*** Rows ***

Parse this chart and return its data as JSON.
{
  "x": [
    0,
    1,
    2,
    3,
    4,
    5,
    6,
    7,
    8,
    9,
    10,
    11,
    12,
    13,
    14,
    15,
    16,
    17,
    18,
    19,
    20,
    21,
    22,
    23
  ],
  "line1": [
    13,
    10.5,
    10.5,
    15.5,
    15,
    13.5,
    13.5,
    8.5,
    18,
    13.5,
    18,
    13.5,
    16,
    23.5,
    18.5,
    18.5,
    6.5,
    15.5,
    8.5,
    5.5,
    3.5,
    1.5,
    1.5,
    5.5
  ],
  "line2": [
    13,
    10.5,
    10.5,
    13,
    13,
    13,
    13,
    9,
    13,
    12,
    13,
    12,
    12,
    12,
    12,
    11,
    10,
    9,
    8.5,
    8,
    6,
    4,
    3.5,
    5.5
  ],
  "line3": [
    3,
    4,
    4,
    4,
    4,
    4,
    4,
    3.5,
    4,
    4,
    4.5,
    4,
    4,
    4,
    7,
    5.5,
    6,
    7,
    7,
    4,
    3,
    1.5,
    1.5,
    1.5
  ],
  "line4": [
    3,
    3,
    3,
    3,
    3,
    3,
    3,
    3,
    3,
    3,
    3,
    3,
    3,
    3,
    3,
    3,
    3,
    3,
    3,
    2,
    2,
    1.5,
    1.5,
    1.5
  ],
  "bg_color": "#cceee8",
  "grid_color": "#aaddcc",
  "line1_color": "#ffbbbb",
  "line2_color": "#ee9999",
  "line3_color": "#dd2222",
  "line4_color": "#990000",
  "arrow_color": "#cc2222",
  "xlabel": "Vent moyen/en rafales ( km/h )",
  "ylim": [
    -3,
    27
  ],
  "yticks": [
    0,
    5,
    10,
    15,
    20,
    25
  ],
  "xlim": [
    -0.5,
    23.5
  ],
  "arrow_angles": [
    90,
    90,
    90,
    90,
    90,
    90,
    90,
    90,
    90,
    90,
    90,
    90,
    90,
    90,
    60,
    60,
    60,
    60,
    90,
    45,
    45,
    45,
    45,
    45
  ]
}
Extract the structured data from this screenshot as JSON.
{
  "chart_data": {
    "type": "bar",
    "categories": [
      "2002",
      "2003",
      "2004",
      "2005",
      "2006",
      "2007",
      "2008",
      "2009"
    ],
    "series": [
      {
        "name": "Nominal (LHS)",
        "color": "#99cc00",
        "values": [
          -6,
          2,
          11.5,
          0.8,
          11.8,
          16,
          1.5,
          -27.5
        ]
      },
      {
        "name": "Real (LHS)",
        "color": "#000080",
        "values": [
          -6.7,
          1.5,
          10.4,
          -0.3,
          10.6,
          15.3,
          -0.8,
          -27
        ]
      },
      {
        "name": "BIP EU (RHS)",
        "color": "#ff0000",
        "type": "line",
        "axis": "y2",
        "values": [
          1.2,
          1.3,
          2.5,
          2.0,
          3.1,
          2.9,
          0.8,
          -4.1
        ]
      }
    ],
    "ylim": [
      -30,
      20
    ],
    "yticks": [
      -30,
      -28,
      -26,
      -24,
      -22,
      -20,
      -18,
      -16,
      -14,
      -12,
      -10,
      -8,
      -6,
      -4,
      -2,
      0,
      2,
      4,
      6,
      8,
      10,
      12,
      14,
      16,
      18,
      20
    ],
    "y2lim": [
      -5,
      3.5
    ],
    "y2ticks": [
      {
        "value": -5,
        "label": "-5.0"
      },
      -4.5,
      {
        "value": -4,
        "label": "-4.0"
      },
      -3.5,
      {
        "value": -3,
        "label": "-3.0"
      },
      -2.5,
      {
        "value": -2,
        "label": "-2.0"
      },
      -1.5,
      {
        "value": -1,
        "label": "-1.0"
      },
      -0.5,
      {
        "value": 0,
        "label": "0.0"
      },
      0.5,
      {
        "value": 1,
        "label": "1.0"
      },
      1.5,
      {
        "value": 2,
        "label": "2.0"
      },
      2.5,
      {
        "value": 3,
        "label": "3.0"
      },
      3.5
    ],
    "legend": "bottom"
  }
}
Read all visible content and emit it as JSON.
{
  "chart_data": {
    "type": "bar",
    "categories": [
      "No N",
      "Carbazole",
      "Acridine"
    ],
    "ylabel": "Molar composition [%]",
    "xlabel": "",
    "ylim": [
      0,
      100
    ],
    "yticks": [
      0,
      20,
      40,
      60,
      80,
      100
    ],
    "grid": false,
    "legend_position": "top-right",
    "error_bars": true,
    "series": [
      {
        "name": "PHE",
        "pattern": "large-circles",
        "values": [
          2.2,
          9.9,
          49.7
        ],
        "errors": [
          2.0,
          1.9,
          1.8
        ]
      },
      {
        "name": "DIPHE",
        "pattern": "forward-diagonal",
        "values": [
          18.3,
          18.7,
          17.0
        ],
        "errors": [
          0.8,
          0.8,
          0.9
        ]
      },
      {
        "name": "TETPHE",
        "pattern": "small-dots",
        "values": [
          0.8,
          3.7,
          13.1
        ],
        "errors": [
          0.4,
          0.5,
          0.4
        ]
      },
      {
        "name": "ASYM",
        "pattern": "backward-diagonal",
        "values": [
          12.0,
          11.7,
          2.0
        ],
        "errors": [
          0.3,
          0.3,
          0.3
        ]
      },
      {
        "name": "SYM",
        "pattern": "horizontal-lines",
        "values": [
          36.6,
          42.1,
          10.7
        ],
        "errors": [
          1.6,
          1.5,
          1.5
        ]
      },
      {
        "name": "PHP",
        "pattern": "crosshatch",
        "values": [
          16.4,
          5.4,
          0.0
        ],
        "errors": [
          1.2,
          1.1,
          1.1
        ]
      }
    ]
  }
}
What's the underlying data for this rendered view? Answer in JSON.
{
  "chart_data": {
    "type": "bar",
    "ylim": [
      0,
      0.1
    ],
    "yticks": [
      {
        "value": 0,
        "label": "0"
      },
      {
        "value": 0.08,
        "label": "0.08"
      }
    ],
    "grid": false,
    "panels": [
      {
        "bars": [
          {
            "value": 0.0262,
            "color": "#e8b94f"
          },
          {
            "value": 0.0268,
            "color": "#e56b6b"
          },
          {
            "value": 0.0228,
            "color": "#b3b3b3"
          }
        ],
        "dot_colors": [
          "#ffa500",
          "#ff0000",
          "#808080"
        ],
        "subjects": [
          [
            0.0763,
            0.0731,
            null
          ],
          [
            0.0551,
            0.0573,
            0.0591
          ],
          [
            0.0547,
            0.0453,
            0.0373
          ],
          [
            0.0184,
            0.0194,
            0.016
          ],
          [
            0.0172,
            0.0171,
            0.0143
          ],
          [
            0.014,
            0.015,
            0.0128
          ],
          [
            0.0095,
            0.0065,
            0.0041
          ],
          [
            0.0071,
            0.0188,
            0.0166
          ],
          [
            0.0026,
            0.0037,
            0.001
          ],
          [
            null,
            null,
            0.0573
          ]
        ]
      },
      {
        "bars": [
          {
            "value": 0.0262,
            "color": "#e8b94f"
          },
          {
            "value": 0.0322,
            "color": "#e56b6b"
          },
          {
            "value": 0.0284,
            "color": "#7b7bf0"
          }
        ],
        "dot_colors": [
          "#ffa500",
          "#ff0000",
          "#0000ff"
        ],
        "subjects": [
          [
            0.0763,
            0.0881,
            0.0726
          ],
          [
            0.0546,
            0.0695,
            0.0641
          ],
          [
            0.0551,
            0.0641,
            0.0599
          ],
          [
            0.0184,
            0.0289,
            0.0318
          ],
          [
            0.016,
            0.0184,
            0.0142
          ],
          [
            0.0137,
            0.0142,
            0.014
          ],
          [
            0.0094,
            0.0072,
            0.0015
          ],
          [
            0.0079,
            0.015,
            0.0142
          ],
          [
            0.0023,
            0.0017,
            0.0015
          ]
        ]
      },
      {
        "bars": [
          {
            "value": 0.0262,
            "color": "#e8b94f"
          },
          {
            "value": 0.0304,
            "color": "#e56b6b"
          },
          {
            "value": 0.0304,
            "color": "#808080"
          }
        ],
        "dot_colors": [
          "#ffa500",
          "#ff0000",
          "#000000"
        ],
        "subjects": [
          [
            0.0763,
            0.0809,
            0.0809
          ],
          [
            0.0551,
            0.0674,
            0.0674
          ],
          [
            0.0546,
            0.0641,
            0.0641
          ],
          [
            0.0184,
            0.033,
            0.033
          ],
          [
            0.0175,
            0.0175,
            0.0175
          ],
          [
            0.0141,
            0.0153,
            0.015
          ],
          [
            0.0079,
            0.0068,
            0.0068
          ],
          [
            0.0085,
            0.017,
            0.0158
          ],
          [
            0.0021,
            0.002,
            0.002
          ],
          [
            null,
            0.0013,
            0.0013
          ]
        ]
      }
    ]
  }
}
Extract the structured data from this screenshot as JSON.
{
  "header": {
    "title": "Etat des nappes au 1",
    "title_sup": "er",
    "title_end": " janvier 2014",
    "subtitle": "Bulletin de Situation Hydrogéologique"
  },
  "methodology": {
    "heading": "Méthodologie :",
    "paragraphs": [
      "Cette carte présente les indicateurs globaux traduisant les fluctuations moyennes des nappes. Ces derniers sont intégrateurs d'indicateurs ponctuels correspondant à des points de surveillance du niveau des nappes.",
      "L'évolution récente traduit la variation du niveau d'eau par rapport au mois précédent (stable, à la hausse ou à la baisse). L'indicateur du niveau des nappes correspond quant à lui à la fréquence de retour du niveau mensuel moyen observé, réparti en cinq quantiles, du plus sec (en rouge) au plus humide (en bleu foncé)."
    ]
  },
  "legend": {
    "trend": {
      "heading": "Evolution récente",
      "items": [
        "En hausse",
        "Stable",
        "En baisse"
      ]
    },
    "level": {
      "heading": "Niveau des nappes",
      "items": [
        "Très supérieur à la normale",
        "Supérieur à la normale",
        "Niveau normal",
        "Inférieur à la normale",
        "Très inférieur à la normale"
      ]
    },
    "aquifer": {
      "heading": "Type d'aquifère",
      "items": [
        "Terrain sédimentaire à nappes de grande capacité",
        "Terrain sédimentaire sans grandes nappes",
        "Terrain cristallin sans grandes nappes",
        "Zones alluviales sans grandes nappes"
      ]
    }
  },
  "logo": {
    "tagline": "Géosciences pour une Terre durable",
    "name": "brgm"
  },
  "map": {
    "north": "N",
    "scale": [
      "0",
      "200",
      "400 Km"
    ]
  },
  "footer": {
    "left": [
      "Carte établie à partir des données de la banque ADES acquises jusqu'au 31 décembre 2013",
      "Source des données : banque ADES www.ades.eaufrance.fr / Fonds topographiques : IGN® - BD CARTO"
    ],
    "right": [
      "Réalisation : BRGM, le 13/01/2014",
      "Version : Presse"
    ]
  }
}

***

Determine how many lines of the data contain the word "normale", and reply with that number only.

■ **Worked answer**
4